_What is being asked:_ Determine how many lines of the material hold the string "Certificaten" and reply with only that number.

_Information supplied:_

----

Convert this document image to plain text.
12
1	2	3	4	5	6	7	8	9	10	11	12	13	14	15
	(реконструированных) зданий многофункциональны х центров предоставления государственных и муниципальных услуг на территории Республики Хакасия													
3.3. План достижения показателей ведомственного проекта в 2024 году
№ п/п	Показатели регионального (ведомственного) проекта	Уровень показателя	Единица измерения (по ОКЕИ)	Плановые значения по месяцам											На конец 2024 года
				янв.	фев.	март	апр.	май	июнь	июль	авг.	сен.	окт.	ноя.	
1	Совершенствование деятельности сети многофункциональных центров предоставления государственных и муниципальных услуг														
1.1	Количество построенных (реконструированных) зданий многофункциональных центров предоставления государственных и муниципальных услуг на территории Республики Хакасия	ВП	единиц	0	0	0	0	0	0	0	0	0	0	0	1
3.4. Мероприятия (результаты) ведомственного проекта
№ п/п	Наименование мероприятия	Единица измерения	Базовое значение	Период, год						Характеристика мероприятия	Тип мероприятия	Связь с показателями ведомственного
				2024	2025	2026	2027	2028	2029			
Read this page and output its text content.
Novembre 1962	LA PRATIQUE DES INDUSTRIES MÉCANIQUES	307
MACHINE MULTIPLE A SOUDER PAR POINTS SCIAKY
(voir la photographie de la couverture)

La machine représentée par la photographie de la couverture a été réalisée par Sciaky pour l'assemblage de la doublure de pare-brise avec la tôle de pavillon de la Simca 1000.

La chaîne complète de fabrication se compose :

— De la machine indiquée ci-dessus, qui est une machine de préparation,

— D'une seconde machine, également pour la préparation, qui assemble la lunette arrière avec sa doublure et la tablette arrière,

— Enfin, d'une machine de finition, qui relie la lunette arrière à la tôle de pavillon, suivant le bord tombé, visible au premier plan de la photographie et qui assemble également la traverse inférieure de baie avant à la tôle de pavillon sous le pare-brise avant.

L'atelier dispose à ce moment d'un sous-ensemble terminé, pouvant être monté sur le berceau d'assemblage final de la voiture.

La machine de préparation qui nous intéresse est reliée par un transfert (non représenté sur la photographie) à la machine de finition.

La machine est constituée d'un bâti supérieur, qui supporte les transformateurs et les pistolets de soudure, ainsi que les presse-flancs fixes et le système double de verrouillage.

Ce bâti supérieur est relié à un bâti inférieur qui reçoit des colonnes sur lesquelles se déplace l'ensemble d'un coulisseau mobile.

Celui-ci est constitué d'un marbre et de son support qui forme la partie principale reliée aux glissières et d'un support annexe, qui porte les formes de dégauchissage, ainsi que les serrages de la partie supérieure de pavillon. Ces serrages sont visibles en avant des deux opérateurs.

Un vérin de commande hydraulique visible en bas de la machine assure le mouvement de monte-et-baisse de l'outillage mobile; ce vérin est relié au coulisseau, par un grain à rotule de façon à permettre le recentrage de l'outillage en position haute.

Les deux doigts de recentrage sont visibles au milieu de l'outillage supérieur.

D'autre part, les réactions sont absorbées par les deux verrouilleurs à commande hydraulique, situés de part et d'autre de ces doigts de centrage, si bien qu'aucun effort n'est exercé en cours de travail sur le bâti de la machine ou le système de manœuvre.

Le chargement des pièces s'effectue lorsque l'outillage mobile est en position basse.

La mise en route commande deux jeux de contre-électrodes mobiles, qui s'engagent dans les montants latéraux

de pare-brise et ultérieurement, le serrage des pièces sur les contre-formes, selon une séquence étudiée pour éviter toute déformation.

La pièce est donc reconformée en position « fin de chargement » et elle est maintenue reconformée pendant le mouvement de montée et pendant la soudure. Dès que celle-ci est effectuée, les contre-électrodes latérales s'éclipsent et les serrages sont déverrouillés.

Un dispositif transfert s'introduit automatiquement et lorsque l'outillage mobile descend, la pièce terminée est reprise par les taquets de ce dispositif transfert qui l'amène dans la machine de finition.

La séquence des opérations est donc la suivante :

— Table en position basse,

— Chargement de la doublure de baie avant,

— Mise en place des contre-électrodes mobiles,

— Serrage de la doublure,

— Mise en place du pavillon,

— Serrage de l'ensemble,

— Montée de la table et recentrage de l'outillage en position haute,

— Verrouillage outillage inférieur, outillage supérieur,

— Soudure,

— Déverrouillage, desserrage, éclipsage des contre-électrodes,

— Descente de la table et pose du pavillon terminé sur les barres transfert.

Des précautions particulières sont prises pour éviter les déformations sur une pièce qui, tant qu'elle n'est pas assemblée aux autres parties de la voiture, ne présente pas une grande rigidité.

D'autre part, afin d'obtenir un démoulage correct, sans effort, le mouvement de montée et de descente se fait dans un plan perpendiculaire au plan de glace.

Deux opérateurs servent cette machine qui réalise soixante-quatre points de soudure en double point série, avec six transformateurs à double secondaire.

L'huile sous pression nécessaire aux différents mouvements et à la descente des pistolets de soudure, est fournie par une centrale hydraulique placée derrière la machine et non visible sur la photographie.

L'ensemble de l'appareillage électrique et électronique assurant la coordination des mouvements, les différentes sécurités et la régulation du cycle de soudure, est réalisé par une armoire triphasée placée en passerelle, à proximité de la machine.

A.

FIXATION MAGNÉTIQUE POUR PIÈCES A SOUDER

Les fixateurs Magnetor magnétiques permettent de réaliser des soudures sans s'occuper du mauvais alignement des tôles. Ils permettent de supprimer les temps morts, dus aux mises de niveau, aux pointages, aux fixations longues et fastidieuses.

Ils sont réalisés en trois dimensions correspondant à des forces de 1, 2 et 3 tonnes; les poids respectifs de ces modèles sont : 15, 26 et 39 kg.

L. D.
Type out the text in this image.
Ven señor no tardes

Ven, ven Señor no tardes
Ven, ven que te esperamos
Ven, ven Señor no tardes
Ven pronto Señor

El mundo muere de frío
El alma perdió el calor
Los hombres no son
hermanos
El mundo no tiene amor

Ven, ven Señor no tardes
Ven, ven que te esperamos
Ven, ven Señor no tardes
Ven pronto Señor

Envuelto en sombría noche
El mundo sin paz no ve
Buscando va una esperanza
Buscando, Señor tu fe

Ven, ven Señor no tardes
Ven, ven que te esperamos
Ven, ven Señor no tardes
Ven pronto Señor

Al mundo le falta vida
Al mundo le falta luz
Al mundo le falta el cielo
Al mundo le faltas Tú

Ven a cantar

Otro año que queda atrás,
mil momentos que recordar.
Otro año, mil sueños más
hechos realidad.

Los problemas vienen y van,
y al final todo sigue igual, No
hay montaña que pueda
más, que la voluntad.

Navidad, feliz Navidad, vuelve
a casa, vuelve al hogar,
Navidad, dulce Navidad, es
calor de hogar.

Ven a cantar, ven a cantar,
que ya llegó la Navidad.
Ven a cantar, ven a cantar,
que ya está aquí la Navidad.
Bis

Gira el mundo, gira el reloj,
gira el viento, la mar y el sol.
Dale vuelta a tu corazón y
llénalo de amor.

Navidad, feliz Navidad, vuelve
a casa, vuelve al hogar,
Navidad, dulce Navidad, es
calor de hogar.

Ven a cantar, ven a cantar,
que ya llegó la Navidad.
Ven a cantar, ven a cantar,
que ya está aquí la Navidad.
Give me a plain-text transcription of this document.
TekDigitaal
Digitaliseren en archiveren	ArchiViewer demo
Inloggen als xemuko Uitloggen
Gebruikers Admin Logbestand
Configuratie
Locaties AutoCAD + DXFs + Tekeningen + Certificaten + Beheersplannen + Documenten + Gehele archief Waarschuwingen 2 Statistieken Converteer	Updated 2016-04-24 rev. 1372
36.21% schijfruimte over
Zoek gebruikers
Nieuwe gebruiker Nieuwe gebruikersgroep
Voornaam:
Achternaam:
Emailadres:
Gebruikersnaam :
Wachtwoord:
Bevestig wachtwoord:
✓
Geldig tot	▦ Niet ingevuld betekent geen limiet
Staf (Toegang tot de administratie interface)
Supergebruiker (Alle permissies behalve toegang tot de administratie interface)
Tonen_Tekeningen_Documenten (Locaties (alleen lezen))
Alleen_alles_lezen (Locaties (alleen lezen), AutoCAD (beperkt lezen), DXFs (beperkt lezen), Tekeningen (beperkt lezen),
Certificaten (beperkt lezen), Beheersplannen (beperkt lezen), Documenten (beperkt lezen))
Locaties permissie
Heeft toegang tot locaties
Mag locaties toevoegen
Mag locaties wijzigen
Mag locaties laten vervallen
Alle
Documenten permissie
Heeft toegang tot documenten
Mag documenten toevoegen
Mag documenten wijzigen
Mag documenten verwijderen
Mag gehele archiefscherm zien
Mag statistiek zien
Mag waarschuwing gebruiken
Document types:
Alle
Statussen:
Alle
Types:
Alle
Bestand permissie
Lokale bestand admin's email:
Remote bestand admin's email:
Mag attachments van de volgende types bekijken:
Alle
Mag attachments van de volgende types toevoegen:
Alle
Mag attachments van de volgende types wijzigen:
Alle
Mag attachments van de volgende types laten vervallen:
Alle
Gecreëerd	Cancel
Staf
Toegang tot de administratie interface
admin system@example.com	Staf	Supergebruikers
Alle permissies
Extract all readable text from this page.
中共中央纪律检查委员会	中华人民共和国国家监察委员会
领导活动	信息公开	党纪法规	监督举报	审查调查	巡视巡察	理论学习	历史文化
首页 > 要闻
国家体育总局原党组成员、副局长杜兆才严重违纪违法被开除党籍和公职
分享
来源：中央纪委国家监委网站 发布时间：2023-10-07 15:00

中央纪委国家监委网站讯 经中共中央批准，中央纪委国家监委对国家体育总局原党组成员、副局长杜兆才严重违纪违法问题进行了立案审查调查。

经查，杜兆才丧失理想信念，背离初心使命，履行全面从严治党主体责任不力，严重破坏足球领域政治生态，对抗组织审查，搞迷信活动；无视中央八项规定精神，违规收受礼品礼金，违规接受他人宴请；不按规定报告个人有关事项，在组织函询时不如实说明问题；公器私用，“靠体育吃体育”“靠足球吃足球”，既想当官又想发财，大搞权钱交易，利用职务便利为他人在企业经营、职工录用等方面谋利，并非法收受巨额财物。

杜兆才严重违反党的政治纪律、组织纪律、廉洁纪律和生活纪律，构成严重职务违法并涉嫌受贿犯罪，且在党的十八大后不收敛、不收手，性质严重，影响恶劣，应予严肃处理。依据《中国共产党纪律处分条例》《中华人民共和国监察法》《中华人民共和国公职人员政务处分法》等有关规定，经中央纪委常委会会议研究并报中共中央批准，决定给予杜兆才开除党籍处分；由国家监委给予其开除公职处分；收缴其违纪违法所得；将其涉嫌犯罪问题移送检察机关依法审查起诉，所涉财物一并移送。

----

_Output of the exercise:_ 2